[Start of EXERCISE INPUTS]

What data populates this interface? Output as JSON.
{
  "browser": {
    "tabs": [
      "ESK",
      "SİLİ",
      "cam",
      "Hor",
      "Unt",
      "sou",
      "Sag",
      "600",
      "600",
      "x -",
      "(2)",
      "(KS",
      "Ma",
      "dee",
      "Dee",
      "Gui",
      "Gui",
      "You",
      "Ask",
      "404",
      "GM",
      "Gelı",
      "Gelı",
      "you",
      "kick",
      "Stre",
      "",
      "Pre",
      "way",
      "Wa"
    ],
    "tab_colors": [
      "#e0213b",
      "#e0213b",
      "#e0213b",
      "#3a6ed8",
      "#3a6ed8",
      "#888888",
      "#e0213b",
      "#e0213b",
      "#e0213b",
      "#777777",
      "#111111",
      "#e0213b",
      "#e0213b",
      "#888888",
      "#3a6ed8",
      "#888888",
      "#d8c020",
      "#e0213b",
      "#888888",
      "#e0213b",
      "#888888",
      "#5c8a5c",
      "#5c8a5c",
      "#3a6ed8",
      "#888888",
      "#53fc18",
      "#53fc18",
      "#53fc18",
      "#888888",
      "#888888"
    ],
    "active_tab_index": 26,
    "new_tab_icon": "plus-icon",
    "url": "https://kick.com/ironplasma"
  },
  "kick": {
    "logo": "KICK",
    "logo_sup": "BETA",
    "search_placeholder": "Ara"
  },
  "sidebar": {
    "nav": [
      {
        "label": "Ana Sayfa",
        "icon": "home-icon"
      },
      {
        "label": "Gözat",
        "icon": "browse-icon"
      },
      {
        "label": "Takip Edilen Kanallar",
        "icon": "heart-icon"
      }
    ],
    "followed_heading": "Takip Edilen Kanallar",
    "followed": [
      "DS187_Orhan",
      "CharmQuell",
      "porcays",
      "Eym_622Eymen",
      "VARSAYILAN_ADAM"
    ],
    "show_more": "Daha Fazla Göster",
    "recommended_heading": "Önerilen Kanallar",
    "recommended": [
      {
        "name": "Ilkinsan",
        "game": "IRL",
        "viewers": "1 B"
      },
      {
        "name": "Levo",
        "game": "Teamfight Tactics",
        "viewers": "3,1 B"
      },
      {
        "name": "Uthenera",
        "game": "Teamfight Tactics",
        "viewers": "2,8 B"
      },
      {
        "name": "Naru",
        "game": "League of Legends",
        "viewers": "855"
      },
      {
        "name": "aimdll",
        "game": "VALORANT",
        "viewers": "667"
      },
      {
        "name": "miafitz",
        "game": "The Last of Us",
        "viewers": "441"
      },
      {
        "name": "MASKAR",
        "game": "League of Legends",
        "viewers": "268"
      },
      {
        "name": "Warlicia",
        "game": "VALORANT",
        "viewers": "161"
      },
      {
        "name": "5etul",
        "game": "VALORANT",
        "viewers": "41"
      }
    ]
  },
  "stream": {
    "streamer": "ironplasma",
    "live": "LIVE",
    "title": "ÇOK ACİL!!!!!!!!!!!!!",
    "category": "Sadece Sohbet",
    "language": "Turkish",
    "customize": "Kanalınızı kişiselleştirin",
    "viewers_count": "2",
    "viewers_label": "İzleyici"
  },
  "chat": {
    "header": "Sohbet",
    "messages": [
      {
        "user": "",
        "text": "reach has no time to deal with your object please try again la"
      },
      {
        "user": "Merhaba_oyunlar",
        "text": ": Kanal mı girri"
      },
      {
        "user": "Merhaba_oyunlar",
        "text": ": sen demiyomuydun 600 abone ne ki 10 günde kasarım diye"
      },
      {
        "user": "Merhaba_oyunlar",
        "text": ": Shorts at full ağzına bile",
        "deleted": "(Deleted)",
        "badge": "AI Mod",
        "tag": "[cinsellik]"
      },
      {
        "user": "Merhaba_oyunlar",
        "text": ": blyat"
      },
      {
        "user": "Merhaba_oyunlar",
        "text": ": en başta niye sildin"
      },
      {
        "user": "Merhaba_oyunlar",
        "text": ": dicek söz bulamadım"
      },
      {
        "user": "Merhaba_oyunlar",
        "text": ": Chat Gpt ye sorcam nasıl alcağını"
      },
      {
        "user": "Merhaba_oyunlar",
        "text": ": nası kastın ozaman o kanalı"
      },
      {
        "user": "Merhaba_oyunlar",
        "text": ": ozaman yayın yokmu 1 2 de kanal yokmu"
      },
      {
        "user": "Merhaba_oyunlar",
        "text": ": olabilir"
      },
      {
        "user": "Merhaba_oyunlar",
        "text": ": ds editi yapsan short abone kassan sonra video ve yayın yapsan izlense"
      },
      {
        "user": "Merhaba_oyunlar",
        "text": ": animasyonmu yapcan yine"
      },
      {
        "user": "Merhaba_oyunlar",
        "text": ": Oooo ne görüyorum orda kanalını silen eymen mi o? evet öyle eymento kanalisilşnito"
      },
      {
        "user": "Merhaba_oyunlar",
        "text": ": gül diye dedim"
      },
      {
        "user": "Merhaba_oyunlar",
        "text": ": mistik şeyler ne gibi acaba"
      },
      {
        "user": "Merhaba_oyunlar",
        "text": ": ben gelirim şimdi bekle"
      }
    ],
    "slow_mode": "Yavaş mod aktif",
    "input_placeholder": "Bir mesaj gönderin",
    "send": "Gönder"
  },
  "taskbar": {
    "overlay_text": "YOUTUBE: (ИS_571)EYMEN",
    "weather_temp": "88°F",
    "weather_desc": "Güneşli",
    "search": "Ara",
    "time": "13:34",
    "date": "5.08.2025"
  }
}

[End of EXERCISE INPUTS]

Write out the complete set of records exactly as given.

## THE REPLY
What data populates this interface? Output as JSON.
{
  "browser": {
    "tabs": [
      "ESK",
      "SİLİ",
      "cam",
      "Hor",
      "Unt",
      "sou",
      "Sag",
      "600",
      "600",
      "x -",
      "(2)",
      "(KS",
      "Ma",
      "dee",
      "Dee",
      "Gui",
      "Gui",
      "You",
      "Ask",
      "404",
      "GM",
      "Gelı",
      "Gelı",
      "you",
      "kick",
      "Stre",
      "",
      "Pre",
      "way",
      "Wa"
    ],
    "tab_colors": [
      "#e0213b",
      "#e0213b",
      "#e0213b",
      "#3a6ed8",
      "#3a6ed8",
      "#888888",
      "#e0213b",
      "#e0213b",
      "#e0213b",
      "#777777",
      "#111111",
      "#e0213b",
      "#e0213b",
      "#888888",
      "#3a6ed8",
      "#888888",
      "#d8c020",
      "#e0213b",
      "#888888",
      "#e0213b",
      "#888888",
      "#5c8a5c",
      "#5c8a5c",
      "#3a6ed8",
      "#888888",
      "#53fc18",
      "#53fc18",
      "#53fc18",
      "#888888",
      "#888888"
    ],
    "active_tab_index": 26,
    "new_tab_icon": "plus-icon",
    "url": "https://kick.com/ironplasma"
  },
  "kick": {
    "logo": "KICK",
    "logo_sup": "BETA",
    "search_placeholder": "Ara"
  },
  "sidebar": {
    "nav": [
      {
        "label": "Ana Sayfa",
        "icon": "home-icon"
      },
      {
        "label": "Gözat",
        "icon": "browse-icon"
      },
      {
        "label": "Takip Edilen Kanallar",
        "icon": "heart-icon"
      }
    ],
    "followed_heading": "Takip Edilen Kanallar",
    "followed": [
      "DS187_Orhan",
      "CharmQuell",
      "porcays",
      "Eym_622Eymen",
      "VARSAYILAN_ADAM"
    ],
    "show_more": "Daha Fazla Göster",
    "recommended_heading": "Önerilen Kanallar",
    "recommended": [
      {
        "name": "Ilkinsan",
        "game": "IRL",
        "viewers": "1 B"
      },
      {
        "name": "Levo",
        "game": "Teamfight Tactics",
        "viewers": "3,1 B"
      },
      {
        "name": "Uthenera",
        "game": "Teamfight Tactics",
        "viewers": "2,8 B"
      },
      {
        "name": "Naru",
        "game": "League of Legends",
        "viewers": "855"
      },
      {
        "name": "aimdll",
        "game": "VALORANT",
        "viewers": "667"
      },
      {
        "name": "miafitz",
        "game": "The Last of Us",
        "viewers": "441"
      },
      {
        "name": "MASKAR",
        "game": "League of Legends",
        "viewers": "268"
      },
      {
        "name": "Warlicia",
        "game": "VALORANT",
        "viewers": "161"
      },
      {
        "name": "5etul",
        "game": "VALORANT",
        "viewers": "41"
      }
    ]
  },
  "stream": {
    "streamer": "ironplasma",
    "live": "LIVE",
    "title": "ÇOK ACİL!!!!!!!!!!!!!",
    "category": "Sadece Sohbet",
    "language": "Turkish",
    "customize": "Kanalınızı kişiselleştirin",
    "viewers_count": "2",
    "viewers_label": "İzleyici"
  },
  "chat": {
    "header": "Sohbet",
    "messages": [
      {
        "user": "",
        "text": "reach has no time to deal with your object please try again la"
      },
      {
        "user": "Merhaba_oyunlar",
        "text": ": Kanal mı girri"
      },
      {
        "user": "Merhaba_oyunlar",
        "text": ": sen demiyomuydun 600 abone ne ki 10 günde kasarım diye"
      },
      {
        "user": "Merhaba_oyunlar",
        "text": ": Shorts at full ağzına bile",
        "deleted": "(Deleted)",
        "badge": "AI Mod",
        "tag": "[cinsellik]"
      },
      {
        "user": "Merhaba_oyunlar",
        "text": ": blyat"
      },
      {
        "user": "Merhaba_oyunlar",
        "text": ": en başta niye sildin"
      },
      {
        "user": "Merhaba_oyunlar",
        "text": ": dicek söz bulamadım"
      },
      {
        "user": "Merhaba_oyunlar",
        "text": ": Chat Gpt ye sorcam nasıl alcağını"
      },
      {
        "user": "Merhaba_oyunlar",
        "text": ": nası kastın ozaman o kanalı"
      },
      {
        "user": "Merhaba_oyunlar",
        "text": ": ozaman yayın yokmu 1 2 de kanal yokmu"
      },
      {
        "user": "Merhaba_oyunlar",
        "text": ": olabilir"
      },
      {
        "user": "Merhaba_oyunlar",
        "text": ": ds editi yapsan short abone kassan sonra video ve yayın yapsan izlense"
      },
      {
        "user": "Merhaba_oyunlar",
        "text": ": animasyonmu yapcan yine"
      },
      {
        "user": "Merhaba_oyunlar",
        "text": ": Oooo ne görüyorum orda kanalını silen eymen mi o? evet öyle eymento kanalisilşnito"
      },
      {
        "user": "Merhaba_oyunlar",
        "text": ": gül diye dedim"
      },
      {
        "user": "Merhaba_oyunlar",
        "text": ": mistik şeyler ne gibi acaba"
      },
      {
        "user": "Merhaba_oyunlar",
        "text": ": ben gelirim şimdi bekle"
      }
    ],
    "slow_mode": "Yavaş mod aktif",
    "input_placeholder": "Bir mesaj gönderin",
    "send": "Gönder"
  },
  "taskbar": {
    "overlay_text": "YOUTUBE: (ИS_571)EYMEN",
    "weather_temp": "88°F",
    "weather_desc": "Güneşli",
    "search": "Ara",
    "time": "13:34",
    "date": "5.08.2025"
  }
}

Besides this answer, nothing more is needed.